(Requirement): Transcribe the listing exactly, leaving out every picture.

-- START Records provided --

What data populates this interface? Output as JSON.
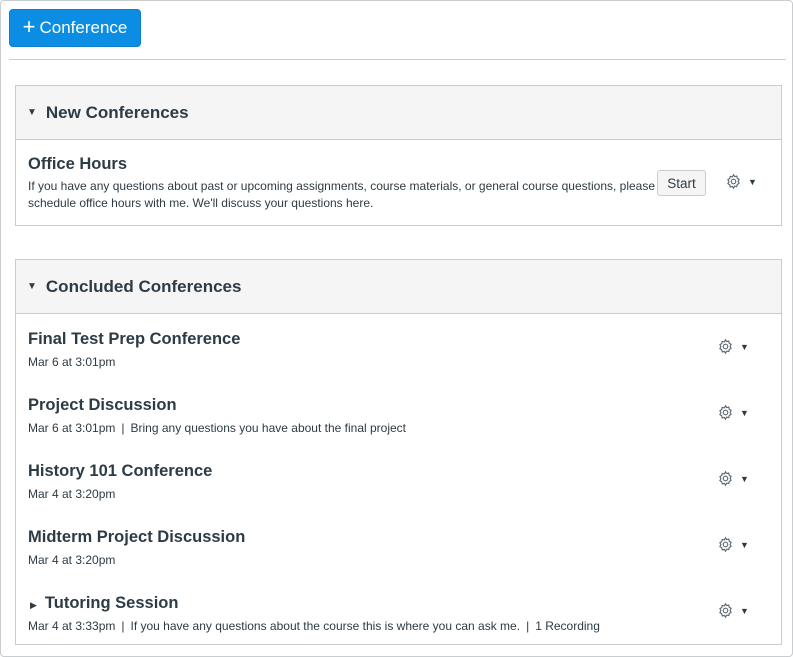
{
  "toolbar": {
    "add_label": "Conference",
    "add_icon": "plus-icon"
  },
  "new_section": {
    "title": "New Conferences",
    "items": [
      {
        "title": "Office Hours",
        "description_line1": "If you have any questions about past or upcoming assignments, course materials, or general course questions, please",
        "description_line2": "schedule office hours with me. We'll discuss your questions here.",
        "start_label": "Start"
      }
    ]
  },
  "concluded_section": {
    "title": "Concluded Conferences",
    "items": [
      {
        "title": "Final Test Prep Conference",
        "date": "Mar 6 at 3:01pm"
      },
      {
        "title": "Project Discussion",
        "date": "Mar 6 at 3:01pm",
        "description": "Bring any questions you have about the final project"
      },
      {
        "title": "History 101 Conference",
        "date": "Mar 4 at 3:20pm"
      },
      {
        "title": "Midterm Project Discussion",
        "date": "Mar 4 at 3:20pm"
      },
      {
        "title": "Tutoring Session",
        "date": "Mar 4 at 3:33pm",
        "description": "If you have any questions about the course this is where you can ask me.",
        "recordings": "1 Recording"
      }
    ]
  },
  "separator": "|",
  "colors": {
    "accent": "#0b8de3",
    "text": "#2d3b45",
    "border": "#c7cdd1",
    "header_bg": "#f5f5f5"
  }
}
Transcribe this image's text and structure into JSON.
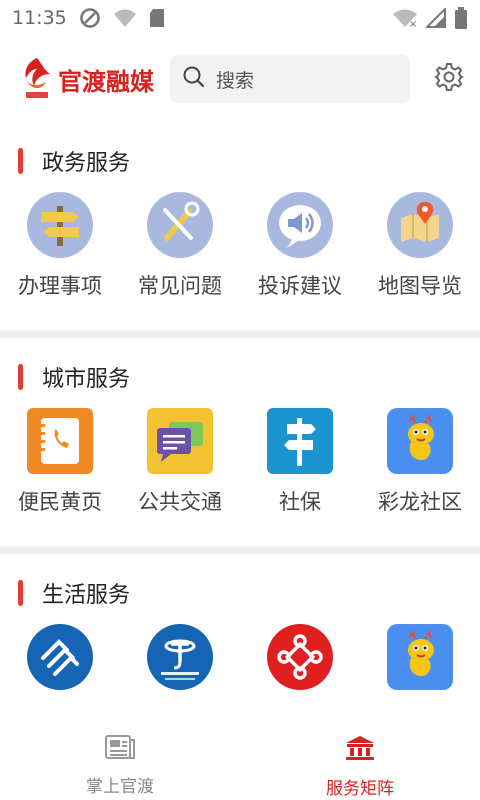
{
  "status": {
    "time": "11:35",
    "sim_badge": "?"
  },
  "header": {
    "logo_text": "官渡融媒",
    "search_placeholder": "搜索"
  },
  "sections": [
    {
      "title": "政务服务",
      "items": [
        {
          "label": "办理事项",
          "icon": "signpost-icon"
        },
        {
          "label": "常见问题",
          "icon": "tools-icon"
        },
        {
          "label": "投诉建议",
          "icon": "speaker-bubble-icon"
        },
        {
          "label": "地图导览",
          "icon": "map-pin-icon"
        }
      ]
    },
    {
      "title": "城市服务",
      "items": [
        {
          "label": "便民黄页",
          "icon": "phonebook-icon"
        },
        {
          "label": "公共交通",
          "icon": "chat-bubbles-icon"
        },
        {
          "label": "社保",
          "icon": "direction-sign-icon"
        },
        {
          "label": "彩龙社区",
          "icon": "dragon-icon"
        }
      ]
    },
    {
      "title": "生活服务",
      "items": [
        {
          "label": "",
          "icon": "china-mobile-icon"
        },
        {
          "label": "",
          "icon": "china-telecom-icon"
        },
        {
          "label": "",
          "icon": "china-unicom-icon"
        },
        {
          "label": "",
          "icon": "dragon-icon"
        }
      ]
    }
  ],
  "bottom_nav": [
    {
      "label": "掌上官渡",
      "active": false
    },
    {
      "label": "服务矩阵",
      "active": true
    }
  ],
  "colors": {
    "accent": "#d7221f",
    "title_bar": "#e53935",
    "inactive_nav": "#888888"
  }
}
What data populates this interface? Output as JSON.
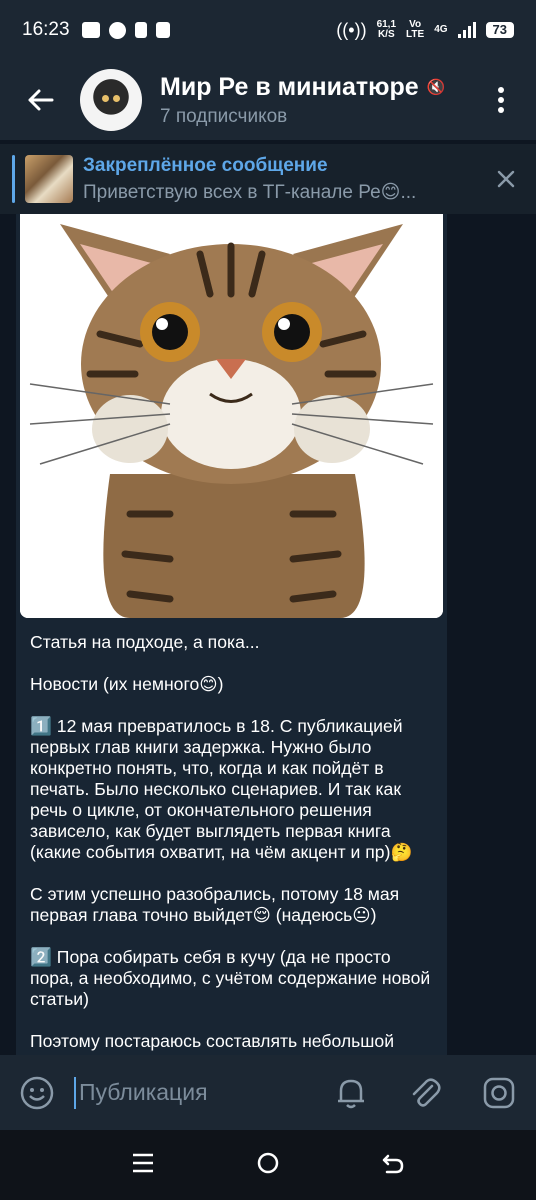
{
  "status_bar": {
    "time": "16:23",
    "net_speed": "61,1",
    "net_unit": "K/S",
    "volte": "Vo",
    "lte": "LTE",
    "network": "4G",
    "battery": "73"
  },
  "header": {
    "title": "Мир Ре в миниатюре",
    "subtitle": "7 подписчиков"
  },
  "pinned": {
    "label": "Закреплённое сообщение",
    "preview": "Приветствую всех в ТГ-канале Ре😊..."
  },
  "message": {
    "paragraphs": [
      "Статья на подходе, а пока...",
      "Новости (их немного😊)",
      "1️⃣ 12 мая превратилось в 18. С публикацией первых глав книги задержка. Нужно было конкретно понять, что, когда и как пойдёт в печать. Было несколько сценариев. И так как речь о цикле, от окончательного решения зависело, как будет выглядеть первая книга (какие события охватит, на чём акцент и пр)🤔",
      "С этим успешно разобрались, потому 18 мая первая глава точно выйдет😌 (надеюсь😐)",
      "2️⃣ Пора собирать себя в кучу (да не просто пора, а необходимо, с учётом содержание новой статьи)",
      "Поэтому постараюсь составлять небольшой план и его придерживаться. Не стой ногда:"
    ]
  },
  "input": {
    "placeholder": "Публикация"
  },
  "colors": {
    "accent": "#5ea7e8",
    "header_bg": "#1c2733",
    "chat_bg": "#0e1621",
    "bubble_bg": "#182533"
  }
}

-- END Records provided --

(Written answer):
What data populates this interface? Output as JSON.
{
  "toolbar": {
    "add_label": "Conference",
    "add_icon": "plus-icon"
  },
  "new_section": {
    "title": "New Conferences",
    "items": [
      {
        "title": "Office Hours",
        "description_line1": "If you have any questions about past or upcoming assignments, course materials, or general course questions, please",
        "description_line2": "schedule office hours with me. We'll discuss your questions here.",
        "start_label": "Start"
      }
    ]
  },
  "concluded_section": {
    "title": "Concluded Conferences",
    "items": [
      {
        "title": "Final Test Prep Conference",
        "date": "Mar 6 at 3:01pm"
      },
      {
        "title": "Project Discussion",
        "date": "Mar 6 at 3:01pm",
        "description": "Bring any questions you have about the final project"
      },
      {
        "title": "History 101 Conference",
        "date": "Mar 4 at 3:20pm"
      },
      {
        "title": "Midterm Project Discussion",
        "date": "Mar 4 at 3:20pm"
      },
      {
        "title": "Tutoring Session",
        "date": "Mar 4 at 3:33pm",
        "description": "If you have any questions about the course this is where you can ask me.",
        "recordings": "1 Recording"
      }
    ]
  },
  "separator": "|",
  "colors": {
    "accent": "#0b8de3",
    "text": "#2d3b45",
    "border": "#c7cdd1",
    "header_bg": "#f5f5f5"
  }
}
Transcribe this image's text and structure into JSON.
{
  "status": {
    "time": "11:35",
    "sim_badge": "?"
  },
  "header": {
    "logo_text": "官渡融媒",
    "search_placeholder": "搜索"
  },
  "sections": [
    {
      "title": "政务服务",
      "items": [
        {
          "label": "办理事项",
          "icon": "signpost-icon"
        },
        {
          "label": "常见问题",
          "icon": "tools-icon"
        },
        {
          "label": "投诉建议",
          "icon": "speaker-bubble-icon"
        },
        {
          "label": "地图导览",
          "icon": "map-pin-icon"
        }
      ]
    },
    {
      "title": "城市服务",
      "items": [
        {
          "label": "便民黄页",
          "icon": "phonebook-icon"
        },
        {
          "label": "公共交通",
          "icon": "chat-bubbles-icon"
        },
        {
          "label": "社保",
          "icon": "direction-sign-icon"
        },
        {
          "label": "彩龙社区",
          "icon": "dragon-icon"
        }
      ]
    },
    {
      "title": "生活服务",
      "items": [
        {
          "label": "",
          "icon": "china-mobile-icon"
        },
        {
          "label": "",
          "icon": "china-telecom-icon"
        },
        {
          "label": "",
          "icon": "china-unicom-icon"
        },
        {
          "label": "",
          "icon": "dragon-icon"
        }
      ]
    }
  ],
  "bottom_nav": [
    {
      "label": "掌上官渡",
      "active": false
    },
    {
      "label": "服务矩阵",
      "active": true
    }
  ],
  "colors": {
    "accent": "#d7221f",
    "title_bar": "#e53935",
    "inactive_nav": "#888888"
  }
}
What data populates this interface? Output as JSON.
{
  "status_bar": {
    "time": "16:23",
    "net_speed": "61,1",
    "net_unit": "K/S",
    "volte": "Vo",
    "lte": "LTE",
    "network": "4G",
    "battery": "73"
  },
  "header": {
    "title": "Мир Ре в миниатюре",
    "subtitle": "7 подписчиков"
  },
  "pinned": {
    "label": "Закреплённое сообщение",
    "preview": "Приветствую всех в ТГ-канале Ре😊..."
  },
  "message": {
    "paragraphs": [
      "Статья на подходе, а пока...",
      "Новости (их немного😊)",
      "1️⃣ 12 мая превратилось в 18. С публикацией первых глав книги задержка. Нужно было конкретно понять, что, когда и как пойдёт в печать. Было несколько сценариев. И так как речь о цикле, от окончательного решения зависело, как будет выглядеть первая книга (какие события охватит, на чём акцент и пр)🤔",
      "С этим успешно разобрались, потому 18 мая первая глава точно выйдет😌 (надеюсь😐)",
      "2️⃣ Пора собирать себя в кучу (да не просто пора, а необходимо, с учётом содержание новой статьи)",
      "Поэтому постараюсь составлять небольшой план и его придерживаться. Не стой ногда:"
    ]
  },
  "input": {
    "placeholder": "Публикация"
  },
  "colors": {
    "accent": "#5ea7e8",
    "header_bg": "#1c2733",
    "chat_bg": "#0e1621",
    "bubble_bg": "#182533"
  }
}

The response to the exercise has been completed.